*Required task*. Filter the records for lines holding the string "быть".

*Records to use*.
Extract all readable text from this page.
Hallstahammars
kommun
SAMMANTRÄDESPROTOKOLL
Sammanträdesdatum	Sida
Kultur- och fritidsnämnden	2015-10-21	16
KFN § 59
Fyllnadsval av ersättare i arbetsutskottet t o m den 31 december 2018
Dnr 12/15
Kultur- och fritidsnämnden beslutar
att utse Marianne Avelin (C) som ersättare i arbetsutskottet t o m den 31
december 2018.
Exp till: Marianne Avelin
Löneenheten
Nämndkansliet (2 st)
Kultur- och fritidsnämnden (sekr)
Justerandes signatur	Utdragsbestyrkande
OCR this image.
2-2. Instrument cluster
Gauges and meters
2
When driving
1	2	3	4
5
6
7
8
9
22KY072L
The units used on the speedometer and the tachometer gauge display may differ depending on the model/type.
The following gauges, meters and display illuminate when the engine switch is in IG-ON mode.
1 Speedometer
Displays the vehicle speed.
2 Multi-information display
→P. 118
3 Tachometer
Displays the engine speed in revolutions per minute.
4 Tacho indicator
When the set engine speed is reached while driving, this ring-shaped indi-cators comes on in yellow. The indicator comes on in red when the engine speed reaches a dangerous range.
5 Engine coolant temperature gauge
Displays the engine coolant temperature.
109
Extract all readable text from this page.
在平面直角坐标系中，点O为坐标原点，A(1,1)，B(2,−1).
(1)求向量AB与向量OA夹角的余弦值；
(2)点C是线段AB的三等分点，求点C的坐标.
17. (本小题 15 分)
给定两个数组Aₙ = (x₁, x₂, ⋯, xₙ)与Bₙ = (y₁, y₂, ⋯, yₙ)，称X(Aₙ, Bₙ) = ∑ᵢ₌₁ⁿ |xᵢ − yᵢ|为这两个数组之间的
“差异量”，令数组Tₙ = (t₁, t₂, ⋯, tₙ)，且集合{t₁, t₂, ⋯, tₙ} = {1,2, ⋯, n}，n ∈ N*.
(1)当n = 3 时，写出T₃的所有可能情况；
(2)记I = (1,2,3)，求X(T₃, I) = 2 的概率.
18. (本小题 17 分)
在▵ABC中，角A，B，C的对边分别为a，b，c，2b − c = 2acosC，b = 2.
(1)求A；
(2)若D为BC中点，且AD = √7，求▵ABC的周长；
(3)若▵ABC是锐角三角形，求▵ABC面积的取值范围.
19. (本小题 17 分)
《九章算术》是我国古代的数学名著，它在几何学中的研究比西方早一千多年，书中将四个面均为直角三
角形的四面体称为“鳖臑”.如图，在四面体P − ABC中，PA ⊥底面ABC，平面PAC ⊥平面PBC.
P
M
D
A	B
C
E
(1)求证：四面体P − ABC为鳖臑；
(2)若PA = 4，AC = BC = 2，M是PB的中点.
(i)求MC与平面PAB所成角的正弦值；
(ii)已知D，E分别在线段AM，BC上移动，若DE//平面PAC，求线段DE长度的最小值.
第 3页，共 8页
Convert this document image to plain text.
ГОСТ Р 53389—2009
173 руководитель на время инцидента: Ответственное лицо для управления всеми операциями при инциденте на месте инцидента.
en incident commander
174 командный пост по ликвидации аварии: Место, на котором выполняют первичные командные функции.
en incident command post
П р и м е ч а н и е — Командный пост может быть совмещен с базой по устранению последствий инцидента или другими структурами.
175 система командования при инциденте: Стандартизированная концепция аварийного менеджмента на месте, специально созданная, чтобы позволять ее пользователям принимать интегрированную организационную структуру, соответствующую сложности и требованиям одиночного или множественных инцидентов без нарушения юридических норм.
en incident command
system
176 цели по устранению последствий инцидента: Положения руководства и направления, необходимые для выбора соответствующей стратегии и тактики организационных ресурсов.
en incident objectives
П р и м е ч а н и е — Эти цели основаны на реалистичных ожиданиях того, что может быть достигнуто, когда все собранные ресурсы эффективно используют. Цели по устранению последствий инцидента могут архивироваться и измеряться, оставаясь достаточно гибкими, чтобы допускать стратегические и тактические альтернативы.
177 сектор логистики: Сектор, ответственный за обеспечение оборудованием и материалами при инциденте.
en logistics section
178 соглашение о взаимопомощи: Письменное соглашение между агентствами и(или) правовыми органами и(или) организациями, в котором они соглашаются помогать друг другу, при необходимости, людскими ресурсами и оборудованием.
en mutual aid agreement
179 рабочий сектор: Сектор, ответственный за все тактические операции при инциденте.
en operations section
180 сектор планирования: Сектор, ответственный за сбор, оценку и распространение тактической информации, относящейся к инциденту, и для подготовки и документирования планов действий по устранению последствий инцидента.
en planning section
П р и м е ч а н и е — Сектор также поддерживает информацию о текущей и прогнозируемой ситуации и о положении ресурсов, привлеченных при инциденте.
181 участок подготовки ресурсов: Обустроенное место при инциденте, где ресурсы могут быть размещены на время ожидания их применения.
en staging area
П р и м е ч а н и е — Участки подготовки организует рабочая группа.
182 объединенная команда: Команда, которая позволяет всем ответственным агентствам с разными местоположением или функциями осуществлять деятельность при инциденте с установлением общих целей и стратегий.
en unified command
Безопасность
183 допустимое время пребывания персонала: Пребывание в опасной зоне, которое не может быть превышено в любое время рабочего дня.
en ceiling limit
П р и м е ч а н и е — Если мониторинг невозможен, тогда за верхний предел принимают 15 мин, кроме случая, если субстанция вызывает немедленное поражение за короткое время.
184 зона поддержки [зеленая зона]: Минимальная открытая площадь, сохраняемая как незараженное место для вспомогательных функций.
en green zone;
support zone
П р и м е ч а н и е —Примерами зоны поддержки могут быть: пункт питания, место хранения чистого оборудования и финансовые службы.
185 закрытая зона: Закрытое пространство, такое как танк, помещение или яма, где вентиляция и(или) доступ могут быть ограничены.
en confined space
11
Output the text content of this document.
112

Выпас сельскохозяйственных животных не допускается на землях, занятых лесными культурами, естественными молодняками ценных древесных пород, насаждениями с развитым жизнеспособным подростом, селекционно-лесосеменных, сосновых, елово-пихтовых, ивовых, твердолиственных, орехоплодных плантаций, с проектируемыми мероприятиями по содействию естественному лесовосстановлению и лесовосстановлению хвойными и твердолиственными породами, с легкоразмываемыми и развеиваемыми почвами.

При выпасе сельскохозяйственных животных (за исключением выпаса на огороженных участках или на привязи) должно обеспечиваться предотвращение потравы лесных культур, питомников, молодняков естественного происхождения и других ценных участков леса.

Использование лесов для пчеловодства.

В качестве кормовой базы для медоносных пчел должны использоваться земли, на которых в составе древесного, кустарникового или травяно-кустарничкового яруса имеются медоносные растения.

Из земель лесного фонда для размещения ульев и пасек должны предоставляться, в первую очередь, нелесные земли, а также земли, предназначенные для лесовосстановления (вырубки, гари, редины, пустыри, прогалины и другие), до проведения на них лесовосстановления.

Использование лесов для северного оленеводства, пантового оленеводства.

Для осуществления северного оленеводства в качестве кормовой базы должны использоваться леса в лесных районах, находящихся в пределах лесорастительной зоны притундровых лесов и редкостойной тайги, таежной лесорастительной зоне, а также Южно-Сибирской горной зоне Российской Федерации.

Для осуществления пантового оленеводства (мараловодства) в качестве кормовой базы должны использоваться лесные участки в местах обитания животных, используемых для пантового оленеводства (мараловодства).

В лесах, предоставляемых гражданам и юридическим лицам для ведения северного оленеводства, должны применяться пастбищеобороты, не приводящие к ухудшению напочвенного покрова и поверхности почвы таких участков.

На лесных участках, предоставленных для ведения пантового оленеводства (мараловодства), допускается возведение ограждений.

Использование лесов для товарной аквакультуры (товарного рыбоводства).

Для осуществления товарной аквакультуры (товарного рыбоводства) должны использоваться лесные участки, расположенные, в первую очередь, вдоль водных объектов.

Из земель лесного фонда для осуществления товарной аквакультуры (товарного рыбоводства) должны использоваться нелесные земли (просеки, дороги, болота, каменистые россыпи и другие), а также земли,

*Response*.
П р и м е ч а н и е — Командный пост может быть совмещен с базой по устранению последствий инцидента или другими структурами.
П р и м е ч а н и е — Эти цели основаны на реалистичных ожиданиях того, что может быть достигнуто, когда все собранные ресурсы эффективно используют. Цели по устранению последствий инцидента могут архивироваться и измеряться, оставаясь достаточно гибкими, чтобы допускать стратегические и тактические альтернативы.
181 участок подготовки ресурсов: Обустроенное место при инциденте, где ресурсы могут быть размещены на время ожидания их применения.
183 допустимое время пребывания персонала: Пребывание в опасной зоне, которое не может быть превышено в любое время рабочего дня.
П р и м е ч а н и е —Примерами зоны поддержки могут быть: пункт питания, место хранения чистого оборудования и финансовые службы.
185 закрытая зона: Закрытое пространство, такое как танк, помещение или яма, где вентиляция и(или) доступ могут быть ограничены.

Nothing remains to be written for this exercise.